TASK BRIEF: Emit the data below verbatim, stripping out any pictures.

Collected data entries:
* start *

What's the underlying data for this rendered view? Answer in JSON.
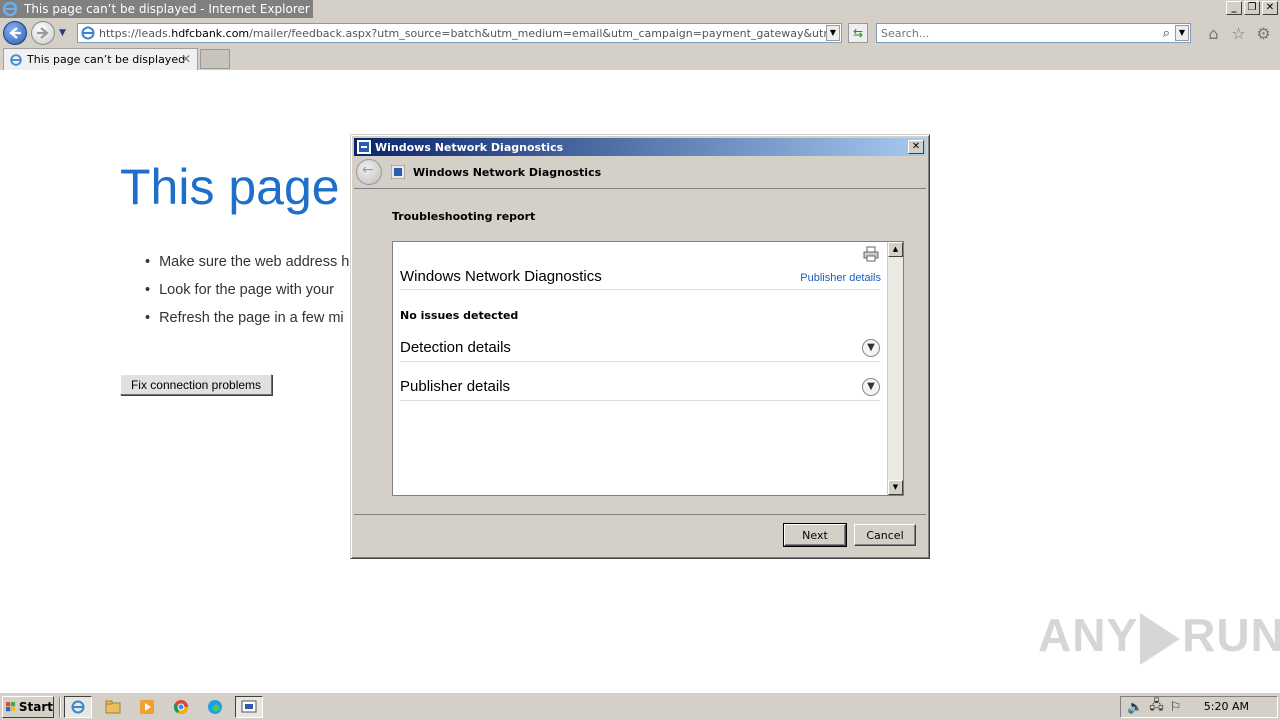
{
  "window": {
    "title": "This page can’t be displayed - Internet Explorer"
  },
  "address_bar": {
    "url_prefix": "https://leads.",
    "url_domain": "hdfcbank.com",
    "url_rest": "/mailer/feedback.aspx?utm_source=batch&utm_medium=email&utm_campaign=payment_gateway&utm_tag=unsubscript_"
  },
  "search": {
    "placeholder": "Search..."
  },
  "tab": {
    "label": "This page can’t be displayed"
  },
  "page": {
    "title": "This page c",
    "tips": [
      "Make sure the web address h",
      "Look for the page with your",
      "Refresh the page in a few mi"
    ],
    "fix_button": "Fix connection problems"
  },
  "dialog": {
    "title": "Windows Network Diagnostics",
    "header_title": "Windows Network Diagnostics",
    "report_heading": "Troubleshooting report",
    "report": {
      "title": "Windows Network Diagnostics",
      "publisher_link": "Publisher details",
      "status": "No issues detected",
      "sections": [
        "Detection details",
        "Publisher details"
      ]
    },
    "buttons": {
      "next": "Next",
      "cancel": "Cancel"
    }
  },
  "taskbar": {
    "start_label": "Start",
    "clock": "5:20 AM"
  },
  "watermark": {
    "text_left": "ANY",
    "text_right": "RUN"
  },
  "colors": {
    "page_title_blue": "#1e6fc9",
    "dialog_titlebar_start": "#0a246a",
    "dialog_titlebar_end": "#a6caf0",
    "link_blue": "#1a5fb4",
    "chrome_gray": "#d4d0c8"
  },
  "icons": {
    "ie": "ie-logo-icon",
    "back": "back-arrow-icon",
    "forward": "forward-arrow-icon",
    "home": "home-icon",
    "favorites": "star-icon",
    "tools": "gear-icon",
    "print": "printer-icon",
    "diagnostics": "network-diagnostics-icon"
  }
}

* end *

FINISHED ANSWER:
What's the underlying data for this rendered view? Answer in JSON.
{
  "window": {
    "title": "This page can’t be displayed - Internet Explorer"
  },
  "address_bar": {
    "url_prefix": "https://leads.",
    "url_domain": "hdfcbank.com",
    "url_rest": "/mailer/feedback.aspx?utm_source=batch&utm_medium=email&utm_campaign=payment_gateway&utm_tag=unsubscript_"
  },
  "search": {
    "placeholder": "Search..."
  },
  "tab": {
    "label": "This page can’t be displayed"
  },
  "page": {
    "title": "This page c",
    "tips": [
      "Make sure the web address h",
      "Look for the page with your",
      "Refresh the page in a few mi"
    ],
    "fix_button": "Fix connection problems"
  },
  "dialog": {
    "title": "Windows Network Diagnostics",
    "header_title": "Windows Network Diagnostics",
    "report_heading": "Troubleshooting report",
    "report": {
      "title": "Windows Network Diagnostics",
      "publisher_link": "Publisher details",
      "status": "No issues detected",
      "sections": [
        "Detection details",
        "Publisher details"
      ]
    },
    "buttons": {
      "next": "Next",
      "cancel": "Cancel"
    }
  },
  "taskbar": {
    "start_label": "Start",
    "clock": "5:20 AM"
  },
  "watermark": {
    "text_left": "ANY",
    "text_right": "RUN"
  },
  "colors": {
    "page_title_blue": "#1e6fc9",
    "dialog_titlebar_start": "#0a246a",
    "dialog_titlebar_end": "#a6caf0",
    "link_blue": "#1a5fb4",
    "chrome_gray": "#d4d0c8"
  },
  "icons": {
    "ie": "ie-logo-icon",
    "back": "back-arrow-icon",
    "forward": "forward-arrow-icon",
    "home": "home-icon",
    "favorites": "star-icon",
    "tools": "gear-icon",
    "print": "printer-icon",
    "diagnostics": "network-diagnostics-icon"
  }
}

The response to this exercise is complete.